### Task item
Count every line in the following listing that contains "Eosino", then report that count with nothing added.
*** Block opens ***
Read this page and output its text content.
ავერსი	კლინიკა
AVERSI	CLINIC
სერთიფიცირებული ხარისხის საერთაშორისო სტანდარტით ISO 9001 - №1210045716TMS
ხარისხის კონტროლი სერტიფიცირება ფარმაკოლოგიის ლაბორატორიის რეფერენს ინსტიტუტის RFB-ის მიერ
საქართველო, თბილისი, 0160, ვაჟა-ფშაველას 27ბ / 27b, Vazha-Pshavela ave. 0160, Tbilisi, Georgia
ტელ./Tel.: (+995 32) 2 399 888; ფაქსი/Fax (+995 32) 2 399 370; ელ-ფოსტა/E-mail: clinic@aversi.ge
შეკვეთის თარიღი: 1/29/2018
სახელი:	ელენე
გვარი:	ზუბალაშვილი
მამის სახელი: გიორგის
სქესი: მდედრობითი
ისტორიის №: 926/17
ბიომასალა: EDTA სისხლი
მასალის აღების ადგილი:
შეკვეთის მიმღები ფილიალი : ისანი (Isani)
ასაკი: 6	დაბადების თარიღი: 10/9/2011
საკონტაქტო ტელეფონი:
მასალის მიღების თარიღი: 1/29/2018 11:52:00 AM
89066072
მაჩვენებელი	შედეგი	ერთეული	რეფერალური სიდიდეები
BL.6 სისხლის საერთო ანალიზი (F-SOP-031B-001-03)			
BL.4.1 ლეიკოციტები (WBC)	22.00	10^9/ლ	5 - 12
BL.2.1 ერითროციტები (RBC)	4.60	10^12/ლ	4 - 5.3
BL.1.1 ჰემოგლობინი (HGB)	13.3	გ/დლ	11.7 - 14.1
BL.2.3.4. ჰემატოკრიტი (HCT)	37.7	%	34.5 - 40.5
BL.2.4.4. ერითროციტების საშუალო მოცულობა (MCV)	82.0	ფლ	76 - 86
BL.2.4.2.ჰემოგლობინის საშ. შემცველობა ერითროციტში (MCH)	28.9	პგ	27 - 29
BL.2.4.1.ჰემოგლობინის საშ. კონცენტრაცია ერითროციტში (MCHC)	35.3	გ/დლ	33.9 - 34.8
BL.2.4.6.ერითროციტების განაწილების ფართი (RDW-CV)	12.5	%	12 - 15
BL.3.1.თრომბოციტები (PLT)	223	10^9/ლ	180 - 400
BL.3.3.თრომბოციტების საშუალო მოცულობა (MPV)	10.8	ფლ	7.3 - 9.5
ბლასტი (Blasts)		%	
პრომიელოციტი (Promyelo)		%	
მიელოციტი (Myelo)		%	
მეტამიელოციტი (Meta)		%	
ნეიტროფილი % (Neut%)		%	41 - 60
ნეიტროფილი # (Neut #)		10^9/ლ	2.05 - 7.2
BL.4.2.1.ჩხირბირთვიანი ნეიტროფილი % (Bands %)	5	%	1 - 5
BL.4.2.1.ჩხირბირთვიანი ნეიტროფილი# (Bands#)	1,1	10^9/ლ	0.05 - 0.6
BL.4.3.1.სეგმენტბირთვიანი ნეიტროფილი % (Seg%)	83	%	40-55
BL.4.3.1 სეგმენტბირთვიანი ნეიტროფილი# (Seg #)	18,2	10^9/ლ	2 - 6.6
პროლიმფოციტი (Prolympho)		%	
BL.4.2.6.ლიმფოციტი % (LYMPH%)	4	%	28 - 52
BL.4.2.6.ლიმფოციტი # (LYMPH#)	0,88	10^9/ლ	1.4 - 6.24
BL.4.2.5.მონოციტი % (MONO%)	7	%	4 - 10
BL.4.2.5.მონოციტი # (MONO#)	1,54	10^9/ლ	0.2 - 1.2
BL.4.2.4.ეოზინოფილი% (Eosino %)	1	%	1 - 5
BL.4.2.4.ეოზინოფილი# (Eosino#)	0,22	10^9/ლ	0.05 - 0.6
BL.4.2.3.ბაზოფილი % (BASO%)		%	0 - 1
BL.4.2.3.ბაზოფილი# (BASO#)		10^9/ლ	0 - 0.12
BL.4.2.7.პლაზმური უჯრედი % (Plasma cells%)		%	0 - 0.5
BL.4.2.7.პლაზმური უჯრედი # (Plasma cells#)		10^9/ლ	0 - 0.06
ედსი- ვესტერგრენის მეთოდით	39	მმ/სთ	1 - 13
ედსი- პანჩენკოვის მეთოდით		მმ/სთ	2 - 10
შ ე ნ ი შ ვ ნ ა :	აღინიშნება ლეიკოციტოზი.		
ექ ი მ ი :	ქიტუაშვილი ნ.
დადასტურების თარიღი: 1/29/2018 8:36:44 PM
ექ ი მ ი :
*** Block closes ***
### Response below
2